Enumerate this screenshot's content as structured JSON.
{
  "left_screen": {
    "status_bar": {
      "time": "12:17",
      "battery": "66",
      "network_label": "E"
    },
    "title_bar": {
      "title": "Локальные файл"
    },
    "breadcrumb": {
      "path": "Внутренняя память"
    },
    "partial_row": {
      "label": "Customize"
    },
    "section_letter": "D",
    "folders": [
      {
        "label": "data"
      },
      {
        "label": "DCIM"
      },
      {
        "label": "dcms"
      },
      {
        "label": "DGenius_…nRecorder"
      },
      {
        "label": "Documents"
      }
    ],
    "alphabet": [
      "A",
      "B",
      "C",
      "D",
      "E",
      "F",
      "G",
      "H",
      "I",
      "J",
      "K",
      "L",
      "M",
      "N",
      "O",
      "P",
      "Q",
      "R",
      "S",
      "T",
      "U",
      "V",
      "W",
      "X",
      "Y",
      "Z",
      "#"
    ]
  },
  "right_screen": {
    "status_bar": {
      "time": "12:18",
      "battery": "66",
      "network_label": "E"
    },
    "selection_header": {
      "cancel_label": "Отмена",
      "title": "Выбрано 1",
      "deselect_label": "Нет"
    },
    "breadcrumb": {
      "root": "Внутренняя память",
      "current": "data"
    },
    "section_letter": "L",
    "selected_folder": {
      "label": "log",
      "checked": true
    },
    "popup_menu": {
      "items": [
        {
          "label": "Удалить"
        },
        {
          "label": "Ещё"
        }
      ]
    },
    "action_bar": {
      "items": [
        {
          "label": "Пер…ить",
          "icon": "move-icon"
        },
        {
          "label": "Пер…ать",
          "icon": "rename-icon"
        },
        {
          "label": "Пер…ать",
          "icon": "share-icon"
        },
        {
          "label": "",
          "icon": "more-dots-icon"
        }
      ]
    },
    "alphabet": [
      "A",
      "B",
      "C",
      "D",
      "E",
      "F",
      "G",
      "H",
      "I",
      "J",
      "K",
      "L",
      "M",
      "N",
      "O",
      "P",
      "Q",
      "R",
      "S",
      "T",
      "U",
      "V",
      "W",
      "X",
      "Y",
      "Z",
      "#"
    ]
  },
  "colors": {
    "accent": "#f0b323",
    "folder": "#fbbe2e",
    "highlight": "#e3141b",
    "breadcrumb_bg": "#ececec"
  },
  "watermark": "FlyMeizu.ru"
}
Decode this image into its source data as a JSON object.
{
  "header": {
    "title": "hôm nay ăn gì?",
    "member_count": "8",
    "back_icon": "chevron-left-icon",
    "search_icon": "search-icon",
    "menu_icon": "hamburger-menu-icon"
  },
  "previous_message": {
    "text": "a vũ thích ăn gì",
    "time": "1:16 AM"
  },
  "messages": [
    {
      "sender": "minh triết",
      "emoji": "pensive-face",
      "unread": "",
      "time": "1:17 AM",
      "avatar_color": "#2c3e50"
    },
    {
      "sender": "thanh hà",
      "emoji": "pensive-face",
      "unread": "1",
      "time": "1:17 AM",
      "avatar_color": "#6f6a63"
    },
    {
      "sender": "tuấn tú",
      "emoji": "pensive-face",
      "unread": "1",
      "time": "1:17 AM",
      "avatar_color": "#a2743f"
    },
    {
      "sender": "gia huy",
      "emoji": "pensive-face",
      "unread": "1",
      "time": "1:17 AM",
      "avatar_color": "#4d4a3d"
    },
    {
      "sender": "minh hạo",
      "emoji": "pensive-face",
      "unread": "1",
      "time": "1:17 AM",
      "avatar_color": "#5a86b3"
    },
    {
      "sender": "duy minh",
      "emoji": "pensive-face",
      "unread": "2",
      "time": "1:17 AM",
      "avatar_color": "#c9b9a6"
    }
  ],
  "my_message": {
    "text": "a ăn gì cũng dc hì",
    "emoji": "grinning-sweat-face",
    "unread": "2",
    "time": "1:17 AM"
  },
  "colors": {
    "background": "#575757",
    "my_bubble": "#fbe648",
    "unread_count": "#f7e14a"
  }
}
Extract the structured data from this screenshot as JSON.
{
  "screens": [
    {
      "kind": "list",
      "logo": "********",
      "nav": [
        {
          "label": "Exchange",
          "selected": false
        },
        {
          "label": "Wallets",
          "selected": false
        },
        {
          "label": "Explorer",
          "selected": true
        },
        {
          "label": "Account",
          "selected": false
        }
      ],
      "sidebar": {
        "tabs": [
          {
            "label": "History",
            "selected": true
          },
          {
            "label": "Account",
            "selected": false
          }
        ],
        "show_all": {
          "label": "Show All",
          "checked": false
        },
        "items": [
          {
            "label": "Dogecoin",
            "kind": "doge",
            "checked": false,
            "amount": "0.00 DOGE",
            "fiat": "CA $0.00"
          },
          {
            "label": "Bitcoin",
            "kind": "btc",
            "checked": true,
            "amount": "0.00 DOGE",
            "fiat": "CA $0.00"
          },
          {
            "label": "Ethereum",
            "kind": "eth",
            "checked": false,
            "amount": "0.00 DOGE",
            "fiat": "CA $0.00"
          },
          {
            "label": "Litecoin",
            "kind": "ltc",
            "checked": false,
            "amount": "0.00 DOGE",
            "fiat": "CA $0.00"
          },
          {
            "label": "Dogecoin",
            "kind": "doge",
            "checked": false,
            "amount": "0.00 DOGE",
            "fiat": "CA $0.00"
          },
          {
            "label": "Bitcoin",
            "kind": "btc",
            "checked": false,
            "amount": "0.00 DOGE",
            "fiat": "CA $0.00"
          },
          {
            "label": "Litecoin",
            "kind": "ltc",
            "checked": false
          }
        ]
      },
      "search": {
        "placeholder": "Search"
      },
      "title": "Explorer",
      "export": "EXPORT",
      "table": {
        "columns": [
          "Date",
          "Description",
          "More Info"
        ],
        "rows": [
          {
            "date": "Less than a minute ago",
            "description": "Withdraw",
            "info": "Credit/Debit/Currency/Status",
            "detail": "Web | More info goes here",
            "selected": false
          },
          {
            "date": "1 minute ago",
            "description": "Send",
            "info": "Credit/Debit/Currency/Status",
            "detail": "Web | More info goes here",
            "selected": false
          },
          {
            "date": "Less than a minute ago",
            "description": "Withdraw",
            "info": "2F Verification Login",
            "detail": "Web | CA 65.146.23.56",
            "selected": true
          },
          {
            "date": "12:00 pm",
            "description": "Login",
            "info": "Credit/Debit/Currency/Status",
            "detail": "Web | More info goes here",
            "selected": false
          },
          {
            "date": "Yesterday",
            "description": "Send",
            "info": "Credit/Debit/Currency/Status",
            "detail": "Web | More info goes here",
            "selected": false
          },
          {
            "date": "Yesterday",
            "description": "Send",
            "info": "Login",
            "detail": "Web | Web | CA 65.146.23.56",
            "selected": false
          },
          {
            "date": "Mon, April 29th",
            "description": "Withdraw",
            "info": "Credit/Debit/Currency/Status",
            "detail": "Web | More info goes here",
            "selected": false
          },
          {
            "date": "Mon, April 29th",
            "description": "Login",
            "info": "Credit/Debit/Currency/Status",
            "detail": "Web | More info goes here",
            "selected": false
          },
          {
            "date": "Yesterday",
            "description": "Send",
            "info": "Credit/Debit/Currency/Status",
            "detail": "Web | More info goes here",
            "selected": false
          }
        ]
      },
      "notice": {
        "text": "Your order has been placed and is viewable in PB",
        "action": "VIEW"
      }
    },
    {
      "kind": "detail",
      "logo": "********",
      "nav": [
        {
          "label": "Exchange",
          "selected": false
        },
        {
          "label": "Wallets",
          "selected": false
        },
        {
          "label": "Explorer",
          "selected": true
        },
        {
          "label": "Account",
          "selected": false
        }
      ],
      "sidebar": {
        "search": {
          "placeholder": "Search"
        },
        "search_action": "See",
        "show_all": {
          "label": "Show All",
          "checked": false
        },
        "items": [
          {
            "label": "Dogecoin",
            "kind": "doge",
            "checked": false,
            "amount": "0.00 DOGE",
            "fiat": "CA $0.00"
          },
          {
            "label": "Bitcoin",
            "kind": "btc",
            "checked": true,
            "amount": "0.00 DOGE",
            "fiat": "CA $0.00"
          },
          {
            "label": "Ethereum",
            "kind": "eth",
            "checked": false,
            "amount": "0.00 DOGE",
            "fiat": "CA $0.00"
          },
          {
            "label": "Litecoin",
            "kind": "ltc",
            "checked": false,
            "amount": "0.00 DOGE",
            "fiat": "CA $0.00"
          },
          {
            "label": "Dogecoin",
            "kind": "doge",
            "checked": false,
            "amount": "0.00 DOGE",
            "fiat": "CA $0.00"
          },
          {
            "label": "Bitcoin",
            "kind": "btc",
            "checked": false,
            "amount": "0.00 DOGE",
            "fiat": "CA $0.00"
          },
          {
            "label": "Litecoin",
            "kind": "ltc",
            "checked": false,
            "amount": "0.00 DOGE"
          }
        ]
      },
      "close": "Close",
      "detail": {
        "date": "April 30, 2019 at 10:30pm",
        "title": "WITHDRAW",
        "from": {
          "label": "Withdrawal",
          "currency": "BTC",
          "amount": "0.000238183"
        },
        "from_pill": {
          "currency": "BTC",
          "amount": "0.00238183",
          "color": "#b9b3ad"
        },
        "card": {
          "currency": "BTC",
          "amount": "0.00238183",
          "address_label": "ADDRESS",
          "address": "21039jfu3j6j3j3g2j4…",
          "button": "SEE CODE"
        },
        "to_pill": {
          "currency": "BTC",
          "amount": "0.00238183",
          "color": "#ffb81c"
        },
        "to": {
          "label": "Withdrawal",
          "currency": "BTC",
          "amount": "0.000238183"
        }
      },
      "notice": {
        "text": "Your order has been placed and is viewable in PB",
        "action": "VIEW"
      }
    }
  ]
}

______________________________

▸ **Do this**: List all lines holding the string "icon".

▸ **Task response**:
          "icon": "move-icon"
          "icon": "rename-icon"
          "icon": "share-icon"
          "icon": "more-dots-icon"
    "back_icon": "chevron-left-icon",
    "search_icon": "search-icon",
    "menu_icon": "hamburger-menu-icon"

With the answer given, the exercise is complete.